WORK TO BE COMPLETED: Each line in the entries below that holds the string "this" is to be listed.
MATERIALS PROVIDED start
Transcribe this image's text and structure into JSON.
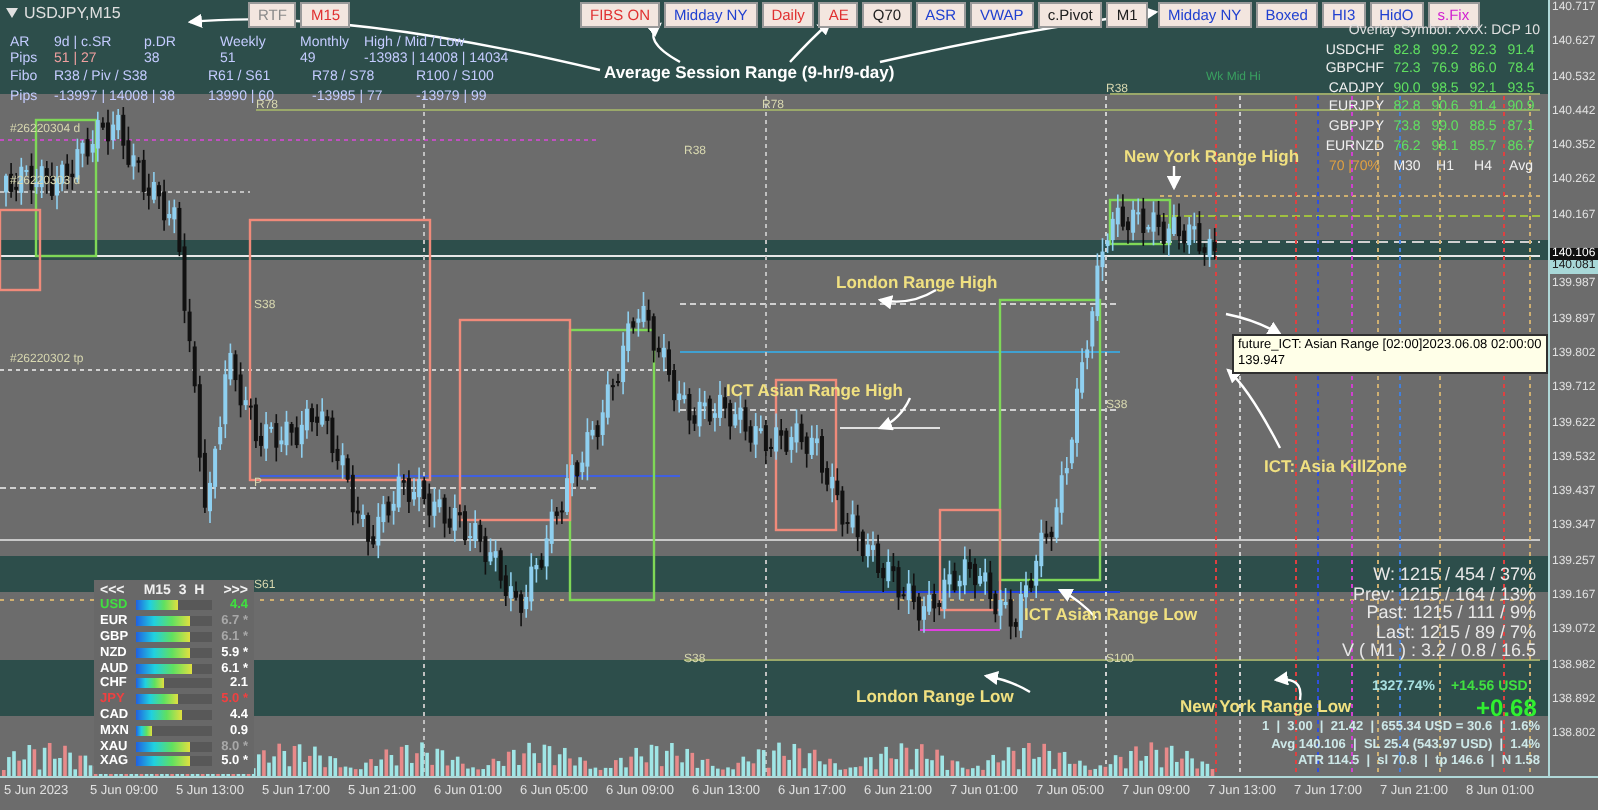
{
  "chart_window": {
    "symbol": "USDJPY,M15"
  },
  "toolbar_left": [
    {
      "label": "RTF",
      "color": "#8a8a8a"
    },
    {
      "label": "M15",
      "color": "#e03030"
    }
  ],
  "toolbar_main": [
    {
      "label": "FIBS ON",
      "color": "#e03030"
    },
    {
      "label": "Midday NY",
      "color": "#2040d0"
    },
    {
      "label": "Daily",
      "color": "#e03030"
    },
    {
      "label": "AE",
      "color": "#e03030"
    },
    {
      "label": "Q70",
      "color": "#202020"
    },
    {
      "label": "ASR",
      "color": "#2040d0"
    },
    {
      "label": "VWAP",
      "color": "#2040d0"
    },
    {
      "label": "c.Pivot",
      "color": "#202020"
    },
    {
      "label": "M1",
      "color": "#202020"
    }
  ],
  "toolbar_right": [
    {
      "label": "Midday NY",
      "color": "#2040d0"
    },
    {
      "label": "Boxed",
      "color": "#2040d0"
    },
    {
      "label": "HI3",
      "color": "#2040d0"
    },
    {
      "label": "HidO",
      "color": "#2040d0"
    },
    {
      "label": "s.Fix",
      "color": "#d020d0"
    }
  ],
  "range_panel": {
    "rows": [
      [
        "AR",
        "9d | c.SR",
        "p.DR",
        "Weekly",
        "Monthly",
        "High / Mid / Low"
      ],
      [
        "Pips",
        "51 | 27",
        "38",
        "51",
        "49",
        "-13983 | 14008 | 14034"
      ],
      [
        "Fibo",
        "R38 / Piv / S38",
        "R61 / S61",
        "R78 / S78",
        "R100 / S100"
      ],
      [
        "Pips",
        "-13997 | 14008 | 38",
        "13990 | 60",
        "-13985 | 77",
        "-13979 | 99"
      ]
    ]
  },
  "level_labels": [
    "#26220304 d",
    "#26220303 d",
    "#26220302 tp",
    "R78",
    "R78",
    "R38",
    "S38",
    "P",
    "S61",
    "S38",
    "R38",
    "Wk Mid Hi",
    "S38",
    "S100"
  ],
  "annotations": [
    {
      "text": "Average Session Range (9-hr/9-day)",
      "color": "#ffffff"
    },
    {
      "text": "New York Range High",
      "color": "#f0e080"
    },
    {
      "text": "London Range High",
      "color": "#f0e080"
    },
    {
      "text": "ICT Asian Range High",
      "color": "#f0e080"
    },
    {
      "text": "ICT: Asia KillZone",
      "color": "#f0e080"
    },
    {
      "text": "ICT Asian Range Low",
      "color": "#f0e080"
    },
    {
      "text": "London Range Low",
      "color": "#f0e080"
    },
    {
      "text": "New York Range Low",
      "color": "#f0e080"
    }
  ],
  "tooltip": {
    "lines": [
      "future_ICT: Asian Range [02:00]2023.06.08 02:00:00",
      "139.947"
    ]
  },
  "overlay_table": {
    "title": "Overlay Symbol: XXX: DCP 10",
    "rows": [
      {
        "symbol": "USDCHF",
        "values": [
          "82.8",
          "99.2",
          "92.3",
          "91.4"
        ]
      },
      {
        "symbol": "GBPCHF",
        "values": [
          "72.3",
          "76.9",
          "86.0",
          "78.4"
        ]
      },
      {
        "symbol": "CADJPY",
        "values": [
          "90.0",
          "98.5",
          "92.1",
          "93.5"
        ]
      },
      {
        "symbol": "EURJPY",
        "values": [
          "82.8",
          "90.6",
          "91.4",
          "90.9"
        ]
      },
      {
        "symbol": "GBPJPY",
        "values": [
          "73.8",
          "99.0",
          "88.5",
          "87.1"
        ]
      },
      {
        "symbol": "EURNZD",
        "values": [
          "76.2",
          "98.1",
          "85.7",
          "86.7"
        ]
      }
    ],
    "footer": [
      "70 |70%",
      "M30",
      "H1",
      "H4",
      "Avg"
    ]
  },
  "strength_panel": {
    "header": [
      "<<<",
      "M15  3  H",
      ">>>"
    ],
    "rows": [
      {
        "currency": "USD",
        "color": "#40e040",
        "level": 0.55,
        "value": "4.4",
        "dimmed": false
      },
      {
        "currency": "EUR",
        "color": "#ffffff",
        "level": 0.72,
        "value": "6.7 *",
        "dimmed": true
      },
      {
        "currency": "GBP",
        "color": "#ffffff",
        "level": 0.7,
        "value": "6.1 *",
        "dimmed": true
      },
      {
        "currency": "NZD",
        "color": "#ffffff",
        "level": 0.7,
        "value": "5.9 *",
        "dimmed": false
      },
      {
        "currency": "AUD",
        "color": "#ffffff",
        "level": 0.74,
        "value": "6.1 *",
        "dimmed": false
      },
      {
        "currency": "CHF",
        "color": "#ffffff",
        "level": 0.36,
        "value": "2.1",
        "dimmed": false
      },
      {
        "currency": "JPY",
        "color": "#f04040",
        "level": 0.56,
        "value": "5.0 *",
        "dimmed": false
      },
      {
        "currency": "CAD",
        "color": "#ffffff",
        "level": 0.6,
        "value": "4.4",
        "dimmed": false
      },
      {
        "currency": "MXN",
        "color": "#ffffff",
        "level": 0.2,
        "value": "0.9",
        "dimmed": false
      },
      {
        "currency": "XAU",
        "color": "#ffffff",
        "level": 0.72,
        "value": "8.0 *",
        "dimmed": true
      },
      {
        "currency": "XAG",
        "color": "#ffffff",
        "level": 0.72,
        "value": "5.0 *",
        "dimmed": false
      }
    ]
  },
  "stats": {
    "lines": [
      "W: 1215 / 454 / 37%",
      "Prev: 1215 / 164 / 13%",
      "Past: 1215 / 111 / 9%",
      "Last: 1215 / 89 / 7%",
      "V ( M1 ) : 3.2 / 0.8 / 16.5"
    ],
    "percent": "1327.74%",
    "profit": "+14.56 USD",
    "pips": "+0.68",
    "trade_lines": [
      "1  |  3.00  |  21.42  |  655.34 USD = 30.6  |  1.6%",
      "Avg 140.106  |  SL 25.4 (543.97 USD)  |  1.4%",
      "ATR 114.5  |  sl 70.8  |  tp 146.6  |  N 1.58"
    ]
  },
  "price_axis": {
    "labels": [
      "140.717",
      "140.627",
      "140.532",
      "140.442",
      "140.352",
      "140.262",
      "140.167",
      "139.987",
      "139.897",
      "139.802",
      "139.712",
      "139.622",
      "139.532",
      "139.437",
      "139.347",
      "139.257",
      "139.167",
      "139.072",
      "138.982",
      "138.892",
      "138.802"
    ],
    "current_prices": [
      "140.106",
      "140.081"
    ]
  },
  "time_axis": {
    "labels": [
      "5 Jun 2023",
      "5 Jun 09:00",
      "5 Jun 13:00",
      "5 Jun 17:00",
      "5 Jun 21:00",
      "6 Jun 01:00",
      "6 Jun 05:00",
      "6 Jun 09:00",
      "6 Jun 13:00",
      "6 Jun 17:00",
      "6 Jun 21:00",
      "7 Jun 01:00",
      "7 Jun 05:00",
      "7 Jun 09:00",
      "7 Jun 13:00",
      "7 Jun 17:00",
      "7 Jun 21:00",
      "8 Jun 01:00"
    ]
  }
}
MATERIALS PROVIDED end
MATERIALS PROVIDED start
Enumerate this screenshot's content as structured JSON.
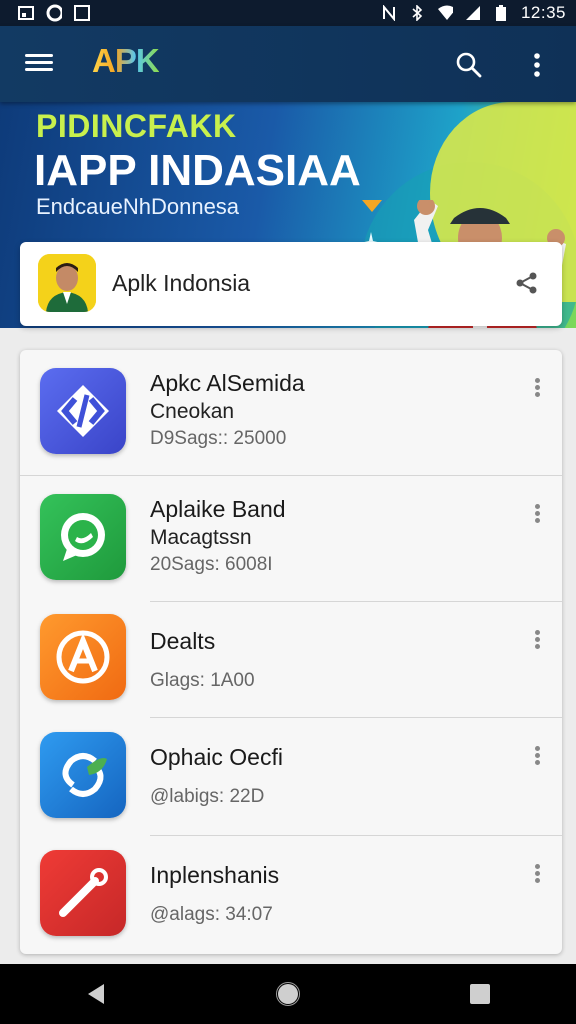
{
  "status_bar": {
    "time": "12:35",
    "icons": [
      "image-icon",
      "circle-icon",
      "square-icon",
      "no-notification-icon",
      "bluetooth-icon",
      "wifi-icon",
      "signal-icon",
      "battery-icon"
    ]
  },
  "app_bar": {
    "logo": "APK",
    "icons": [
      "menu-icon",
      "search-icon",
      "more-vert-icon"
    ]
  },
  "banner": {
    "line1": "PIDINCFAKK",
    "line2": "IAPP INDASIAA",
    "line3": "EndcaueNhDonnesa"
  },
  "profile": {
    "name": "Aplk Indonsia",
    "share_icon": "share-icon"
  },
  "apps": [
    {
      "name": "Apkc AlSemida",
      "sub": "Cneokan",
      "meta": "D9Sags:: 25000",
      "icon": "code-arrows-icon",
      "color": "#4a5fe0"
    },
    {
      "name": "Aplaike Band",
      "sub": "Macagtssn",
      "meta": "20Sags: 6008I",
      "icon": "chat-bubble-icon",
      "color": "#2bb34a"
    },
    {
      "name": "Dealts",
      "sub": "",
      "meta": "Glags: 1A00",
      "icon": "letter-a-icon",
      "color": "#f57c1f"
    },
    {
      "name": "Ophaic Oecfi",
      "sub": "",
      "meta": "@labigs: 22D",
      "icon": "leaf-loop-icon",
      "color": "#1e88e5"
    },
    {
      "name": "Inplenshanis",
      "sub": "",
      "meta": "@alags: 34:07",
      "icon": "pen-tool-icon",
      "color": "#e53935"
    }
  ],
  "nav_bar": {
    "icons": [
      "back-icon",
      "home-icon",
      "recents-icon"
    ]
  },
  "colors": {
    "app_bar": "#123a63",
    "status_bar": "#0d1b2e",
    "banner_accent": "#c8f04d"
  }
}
MATERIALS PROVIDED end
COMPLETE ANSWER:
Transcribe this image's text and structure into JSON.
Enumerate this screenshot's content as structured JSON.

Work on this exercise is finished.